> EXTRAIT DU DOCUMENT
----

Un programme de quatre ans serait requis avant qu'un diplôme, équivalent au baccalauréat en foresterie ou au premier diplôme universitaire, soit décerné. II se peut que dans bien des cas une année préparatoire soit requise pour donner une formation scientifique générale avant que ne puisse véritablement commencer l'enseignement spécialisé en foresterie. Cependant, l'étudiant du premier cycle doit recevoir une formation générale plutôt que des options trop spécialisées. L'expérience nous montre que dans de nombreux pays ayant une grande superficie de forêt vierge, on s'attend à ce que l'ingénieur forestier ait des possibilités très variées et qu'il puisse répondre à tous les besoins lorsqu'il se trouve dans des endroits isolés sans grand espoir de recevoir de l'aide ou des conseils de l'extérieur.

ENSEIGNEMENT DES DEUXIÈME ET TROISIÈME CYCLES

L'enseignement des deuxième et troisième cycles est relié au développement de la recherche et il est bien difficile de concevoir une faculté forestière moderne sans qu'il ne s'y poursuive de recherche par les professeurs. Cependant, ceci pourrait être considéré comme une seconde étape dans le développement de l'éducation forestière.

----

> DONNÉES FOURNIES
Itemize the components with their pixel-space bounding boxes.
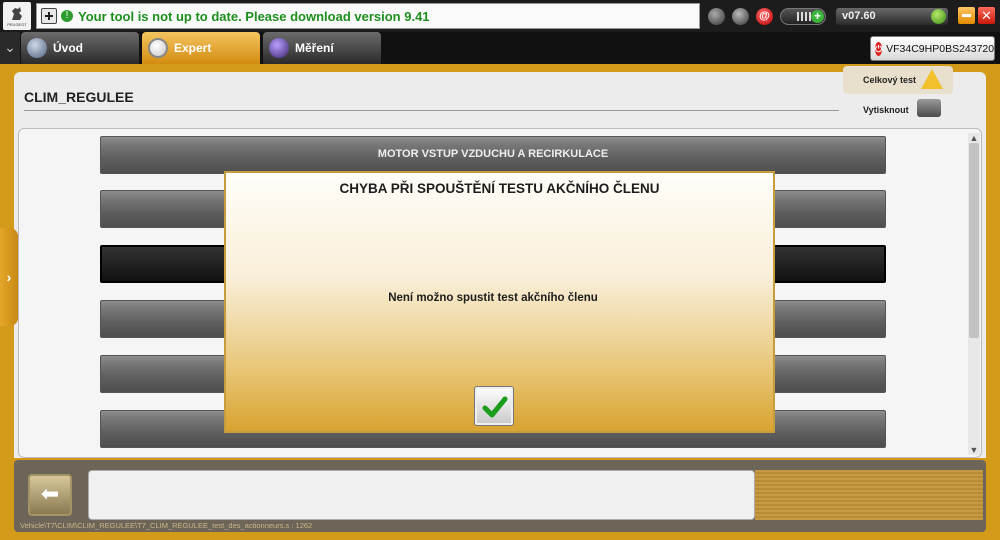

----

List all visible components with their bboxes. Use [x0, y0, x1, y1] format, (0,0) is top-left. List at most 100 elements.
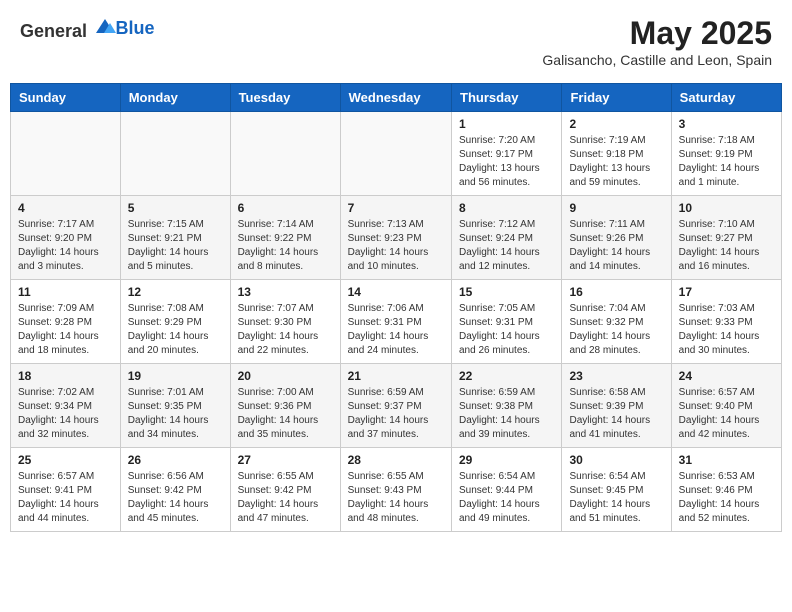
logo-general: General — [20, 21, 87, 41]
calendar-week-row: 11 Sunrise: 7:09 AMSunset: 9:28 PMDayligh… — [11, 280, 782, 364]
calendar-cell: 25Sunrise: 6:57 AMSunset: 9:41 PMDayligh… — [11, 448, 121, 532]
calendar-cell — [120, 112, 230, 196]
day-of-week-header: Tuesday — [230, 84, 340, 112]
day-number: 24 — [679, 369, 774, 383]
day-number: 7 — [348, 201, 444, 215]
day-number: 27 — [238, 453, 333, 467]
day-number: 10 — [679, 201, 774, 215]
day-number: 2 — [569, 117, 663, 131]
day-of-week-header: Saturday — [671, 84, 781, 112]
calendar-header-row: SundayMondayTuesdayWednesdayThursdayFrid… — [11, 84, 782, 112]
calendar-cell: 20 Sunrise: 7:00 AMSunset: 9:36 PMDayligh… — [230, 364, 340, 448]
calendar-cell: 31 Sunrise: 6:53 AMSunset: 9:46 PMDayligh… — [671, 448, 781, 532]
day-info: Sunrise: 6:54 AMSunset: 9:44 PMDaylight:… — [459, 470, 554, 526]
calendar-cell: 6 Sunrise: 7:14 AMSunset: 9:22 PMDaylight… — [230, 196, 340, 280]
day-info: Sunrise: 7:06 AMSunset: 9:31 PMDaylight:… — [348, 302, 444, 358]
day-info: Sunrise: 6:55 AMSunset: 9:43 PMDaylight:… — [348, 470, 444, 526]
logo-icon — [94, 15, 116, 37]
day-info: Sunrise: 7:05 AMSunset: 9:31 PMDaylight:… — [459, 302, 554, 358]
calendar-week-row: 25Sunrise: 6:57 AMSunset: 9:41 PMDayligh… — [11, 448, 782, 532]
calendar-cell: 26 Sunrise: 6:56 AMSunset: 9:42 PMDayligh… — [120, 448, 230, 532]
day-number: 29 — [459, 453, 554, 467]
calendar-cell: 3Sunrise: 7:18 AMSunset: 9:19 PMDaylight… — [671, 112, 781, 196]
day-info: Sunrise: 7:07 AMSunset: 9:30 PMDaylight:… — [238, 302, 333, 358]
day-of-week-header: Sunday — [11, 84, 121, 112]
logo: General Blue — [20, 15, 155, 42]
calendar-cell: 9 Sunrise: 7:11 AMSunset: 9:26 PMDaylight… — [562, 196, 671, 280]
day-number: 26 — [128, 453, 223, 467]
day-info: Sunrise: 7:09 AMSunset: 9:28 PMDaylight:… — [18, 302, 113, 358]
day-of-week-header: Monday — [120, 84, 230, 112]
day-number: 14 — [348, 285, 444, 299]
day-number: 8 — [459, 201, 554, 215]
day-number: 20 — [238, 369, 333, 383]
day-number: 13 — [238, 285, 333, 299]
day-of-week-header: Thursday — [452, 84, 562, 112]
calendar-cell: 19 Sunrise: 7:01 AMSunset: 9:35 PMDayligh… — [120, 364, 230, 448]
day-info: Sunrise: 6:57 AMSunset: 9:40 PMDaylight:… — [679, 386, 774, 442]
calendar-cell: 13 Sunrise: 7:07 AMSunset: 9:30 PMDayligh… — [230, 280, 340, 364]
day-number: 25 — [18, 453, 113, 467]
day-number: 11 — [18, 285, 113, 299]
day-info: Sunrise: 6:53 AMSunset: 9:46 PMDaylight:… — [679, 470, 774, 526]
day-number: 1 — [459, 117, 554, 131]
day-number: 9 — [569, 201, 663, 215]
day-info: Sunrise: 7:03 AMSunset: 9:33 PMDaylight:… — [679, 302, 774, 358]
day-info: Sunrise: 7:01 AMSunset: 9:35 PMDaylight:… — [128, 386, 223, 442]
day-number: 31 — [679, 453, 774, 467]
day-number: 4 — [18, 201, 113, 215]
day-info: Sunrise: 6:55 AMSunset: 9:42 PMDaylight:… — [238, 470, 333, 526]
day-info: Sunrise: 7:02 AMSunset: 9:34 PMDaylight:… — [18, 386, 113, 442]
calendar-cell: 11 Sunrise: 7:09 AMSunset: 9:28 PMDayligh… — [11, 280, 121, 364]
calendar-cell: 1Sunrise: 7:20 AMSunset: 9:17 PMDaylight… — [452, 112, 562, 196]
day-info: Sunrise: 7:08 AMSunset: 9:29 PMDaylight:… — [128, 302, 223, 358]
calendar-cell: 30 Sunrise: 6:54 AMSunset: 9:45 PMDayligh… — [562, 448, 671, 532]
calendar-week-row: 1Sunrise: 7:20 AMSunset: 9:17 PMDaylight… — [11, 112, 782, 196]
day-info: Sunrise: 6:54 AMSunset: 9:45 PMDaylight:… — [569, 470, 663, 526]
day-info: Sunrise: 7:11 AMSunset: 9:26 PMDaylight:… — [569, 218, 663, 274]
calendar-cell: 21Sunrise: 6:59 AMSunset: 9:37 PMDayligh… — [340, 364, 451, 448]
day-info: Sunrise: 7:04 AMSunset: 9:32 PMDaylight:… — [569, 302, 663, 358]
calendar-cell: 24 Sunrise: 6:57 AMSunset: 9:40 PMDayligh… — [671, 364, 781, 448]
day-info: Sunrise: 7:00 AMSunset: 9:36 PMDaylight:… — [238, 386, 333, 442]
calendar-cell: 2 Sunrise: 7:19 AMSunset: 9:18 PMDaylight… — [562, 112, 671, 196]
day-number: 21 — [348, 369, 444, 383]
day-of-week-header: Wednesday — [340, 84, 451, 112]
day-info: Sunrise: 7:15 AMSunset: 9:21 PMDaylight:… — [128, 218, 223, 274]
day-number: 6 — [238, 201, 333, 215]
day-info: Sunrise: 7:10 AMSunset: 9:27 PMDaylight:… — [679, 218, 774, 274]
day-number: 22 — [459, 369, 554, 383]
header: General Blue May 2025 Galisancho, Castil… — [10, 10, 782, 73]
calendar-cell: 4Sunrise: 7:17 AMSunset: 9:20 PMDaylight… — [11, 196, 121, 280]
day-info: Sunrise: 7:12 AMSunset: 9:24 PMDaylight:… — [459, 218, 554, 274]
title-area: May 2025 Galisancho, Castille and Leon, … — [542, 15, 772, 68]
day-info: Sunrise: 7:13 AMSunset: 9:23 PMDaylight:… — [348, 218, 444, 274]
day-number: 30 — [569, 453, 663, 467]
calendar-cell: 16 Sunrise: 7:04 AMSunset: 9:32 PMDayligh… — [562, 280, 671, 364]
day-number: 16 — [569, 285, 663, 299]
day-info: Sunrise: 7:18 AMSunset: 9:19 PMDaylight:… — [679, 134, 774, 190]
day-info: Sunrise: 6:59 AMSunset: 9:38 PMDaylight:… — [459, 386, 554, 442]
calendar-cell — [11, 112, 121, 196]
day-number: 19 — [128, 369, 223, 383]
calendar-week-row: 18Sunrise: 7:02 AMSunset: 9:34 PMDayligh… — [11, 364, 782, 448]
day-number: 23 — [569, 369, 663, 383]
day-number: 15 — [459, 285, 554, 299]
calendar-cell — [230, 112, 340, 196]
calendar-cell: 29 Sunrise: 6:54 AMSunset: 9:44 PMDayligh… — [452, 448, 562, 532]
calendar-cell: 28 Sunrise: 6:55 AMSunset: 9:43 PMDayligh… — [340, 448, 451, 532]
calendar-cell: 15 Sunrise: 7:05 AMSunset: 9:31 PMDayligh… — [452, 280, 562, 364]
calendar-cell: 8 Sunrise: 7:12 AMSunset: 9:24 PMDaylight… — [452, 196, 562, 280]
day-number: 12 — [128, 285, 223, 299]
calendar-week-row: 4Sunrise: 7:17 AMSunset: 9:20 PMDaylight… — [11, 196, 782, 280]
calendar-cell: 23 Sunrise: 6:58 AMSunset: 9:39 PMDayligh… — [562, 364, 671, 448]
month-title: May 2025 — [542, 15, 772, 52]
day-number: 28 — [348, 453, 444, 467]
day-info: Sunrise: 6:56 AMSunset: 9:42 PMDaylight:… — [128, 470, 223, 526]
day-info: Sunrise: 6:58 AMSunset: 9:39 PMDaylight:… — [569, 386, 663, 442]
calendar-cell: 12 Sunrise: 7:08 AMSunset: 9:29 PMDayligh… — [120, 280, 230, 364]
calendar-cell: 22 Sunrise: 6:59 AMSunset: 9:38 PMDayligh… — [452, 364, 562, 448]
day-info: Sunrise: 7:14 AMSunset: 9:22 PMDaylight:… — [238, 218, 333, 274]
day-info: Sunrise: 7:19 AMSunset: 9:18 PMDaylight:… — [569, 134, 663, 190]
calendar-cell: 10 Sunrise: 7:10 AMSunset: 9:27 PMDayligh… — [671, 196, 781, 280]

----

> SÉRIE D'EXERCICES
- a) Transcrivez fidèlement le passage de l'extrait sur l'enseignement forestier qui va de « Un programme de » à « conseils de l'extérieur. ».
- b) D'après l'extrait sur l'enseignement forestier, combien d'années dure le programme requis avant que le diplôme soit décerné ?

> RÉPONSES DANS L'ORDRE
- a)
Un programme de quatre ans serait requis avant qu'un diplôme, équivalent au baccalauréat en foresterie ou au premier diplôme universitaire, soit décerné. II se peut que dans bien des cas une année préparatoire soit requise pour donner une formation scientifique générale avant que ne puisse véritablement commencer l'enseignement spécialisé en foresterie. Cependant, l'étudiant du premier cycle doit recevoir une formation générale plutôt que des options trop spécialisées. L'expérience nous montre que dans de nombreux pays ayant une grande superficie de forêt vierge, on s'attend à ce que l'ingénieur forestier ait des possibilités très variées et qu'il puisse répondre à tous les besoins lorsqu'il se trouve dans des endroits isolés sans grand espoir de recevoir de l'aide ou des conseils de l'extérieur.

- b) Le programme requis dure quatre ans.